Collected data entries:

______________________________

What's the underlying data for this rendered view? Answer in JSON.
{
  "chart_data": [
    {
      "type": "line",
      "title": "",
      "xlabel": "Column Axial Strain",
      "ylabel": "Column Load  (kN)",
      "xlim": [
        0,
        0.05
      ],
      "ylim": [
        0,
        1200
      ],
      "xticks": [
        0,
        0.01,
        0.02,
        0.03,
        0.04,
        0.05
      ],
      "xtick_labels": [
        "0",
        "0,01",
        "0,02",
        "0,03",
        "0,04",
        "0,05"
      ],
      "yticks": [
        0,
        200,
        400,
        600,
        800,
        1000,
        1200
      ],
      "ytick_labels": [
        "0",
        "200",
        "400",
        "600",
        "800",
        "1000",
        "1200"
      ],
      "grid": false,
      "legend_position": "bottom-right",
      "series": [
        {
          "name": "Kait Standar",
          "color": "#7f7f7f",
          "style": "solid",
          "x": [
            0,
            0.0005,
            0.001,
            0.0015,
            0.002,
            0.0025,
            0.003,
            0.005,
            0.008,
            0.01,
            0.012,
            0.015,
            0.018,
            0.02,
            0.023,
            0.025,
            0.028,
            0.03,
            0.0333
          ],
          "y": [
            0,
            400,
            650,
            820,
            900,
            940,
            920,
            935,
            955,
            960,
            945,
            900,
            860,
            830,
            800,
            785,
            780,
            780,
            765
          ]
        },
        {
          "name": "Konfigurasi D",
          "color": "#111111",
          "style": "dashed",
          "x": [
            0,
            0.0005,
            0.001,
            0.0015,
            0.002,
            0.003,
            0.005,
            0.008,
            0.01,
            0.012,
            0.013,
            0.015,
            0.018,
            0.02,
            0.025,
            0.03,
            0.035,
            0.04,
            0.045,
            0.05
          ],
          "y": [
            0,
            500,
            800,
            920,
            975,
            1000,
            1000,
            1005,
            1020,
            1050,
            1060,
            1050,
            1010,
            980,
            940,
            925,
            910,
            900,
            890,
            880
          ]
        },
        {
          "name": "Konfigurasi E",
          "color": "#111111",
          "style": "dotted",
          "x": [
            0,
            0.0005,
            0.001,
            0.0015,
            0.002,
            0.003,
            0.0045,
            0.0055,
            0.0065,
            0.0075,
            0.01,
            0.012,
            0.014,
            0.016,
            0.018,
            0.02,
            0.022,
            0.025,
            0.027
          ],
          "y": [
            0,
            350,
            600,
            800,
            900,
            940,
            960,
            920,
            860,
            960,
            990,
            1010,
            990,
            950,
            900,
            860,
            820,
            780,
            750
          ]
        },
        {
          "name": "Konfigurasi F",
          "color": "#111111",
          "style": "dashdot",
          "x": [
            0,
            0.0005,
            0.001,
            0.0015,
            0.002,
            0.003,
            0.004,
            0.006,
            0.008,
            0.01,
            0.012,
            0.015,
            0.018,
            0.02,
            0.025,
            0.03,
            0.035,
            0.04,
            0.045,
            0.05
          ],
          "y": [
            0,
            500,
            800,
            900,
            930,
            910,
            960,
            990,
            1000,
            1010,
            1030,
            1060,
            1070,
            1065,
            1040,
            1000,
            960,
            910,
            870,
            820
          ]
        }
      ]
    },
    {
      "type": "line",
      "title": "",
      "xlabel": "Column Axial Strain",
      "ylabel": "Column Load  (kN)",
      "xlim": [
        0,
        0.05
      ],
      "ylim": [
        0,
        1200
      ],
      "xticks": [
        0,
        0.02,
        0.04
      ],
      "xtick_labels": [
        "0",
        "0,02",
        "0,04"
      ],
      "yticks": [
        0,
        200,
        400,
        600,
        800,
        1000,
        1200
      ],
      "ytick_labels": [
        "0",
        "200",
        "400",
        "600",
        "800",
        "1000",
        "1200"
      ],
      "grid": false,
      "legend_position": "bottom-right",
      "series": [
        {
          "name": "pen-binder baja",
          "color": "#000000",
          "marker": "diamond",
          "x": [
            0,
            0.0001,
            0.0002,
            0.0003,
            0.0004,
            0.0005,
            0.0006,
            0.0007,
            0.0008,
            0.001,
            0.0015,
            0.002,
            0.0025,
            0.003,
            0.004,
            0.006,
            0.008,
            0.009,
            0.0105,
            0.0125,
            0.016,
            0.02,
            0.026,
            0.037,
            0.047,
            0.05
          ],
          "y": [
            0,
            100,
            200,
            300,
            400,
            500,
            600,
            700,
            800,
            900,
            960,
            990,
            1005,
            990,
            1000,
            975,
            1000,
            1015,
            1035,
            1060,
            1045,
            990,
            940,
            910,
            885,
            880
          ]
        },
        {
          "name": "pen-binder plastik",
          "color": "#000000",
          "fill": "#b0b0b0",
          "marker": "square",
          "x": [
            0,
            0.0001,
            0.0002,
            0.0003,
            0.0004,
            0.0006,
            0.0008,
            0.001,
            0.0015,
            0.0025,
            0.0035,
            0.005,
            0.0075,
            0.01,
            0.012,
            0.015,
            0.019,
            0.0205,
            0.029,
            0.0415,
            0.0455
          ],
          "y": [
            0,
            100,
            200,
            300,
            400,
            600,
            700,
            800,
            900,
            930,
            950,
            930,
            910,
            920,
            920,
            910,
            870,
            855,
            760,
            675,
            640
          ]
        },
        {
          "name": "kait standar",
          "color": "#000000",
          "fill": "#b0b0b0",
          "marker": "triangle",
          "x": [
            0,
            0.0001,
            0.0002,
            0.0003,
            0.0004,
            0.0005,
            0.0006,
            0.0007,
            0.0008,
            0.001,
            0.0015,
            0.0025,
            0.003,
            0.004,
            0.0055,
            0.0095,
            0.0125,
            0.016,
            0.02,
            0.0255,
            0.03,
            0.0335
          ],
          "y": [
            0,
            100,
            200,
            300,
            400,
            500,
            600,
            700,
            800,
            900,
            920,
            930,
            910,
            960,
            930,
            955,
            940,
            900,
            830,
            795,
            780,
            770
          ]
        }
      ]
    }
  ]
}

______________________________

● **DIRECTIVE**:
Gather all lines from the listing above in which "name" occurs.

● **RESULT**:
          "name": "Kait Standar",
          "name": "Konfigurasi D",
          "name": "Konfigurasi E",
          "name": "Konfigurasi F",
          "name": "pen-binder baja",
          "name": "pen-binder plastik",
          "name": "kait standar",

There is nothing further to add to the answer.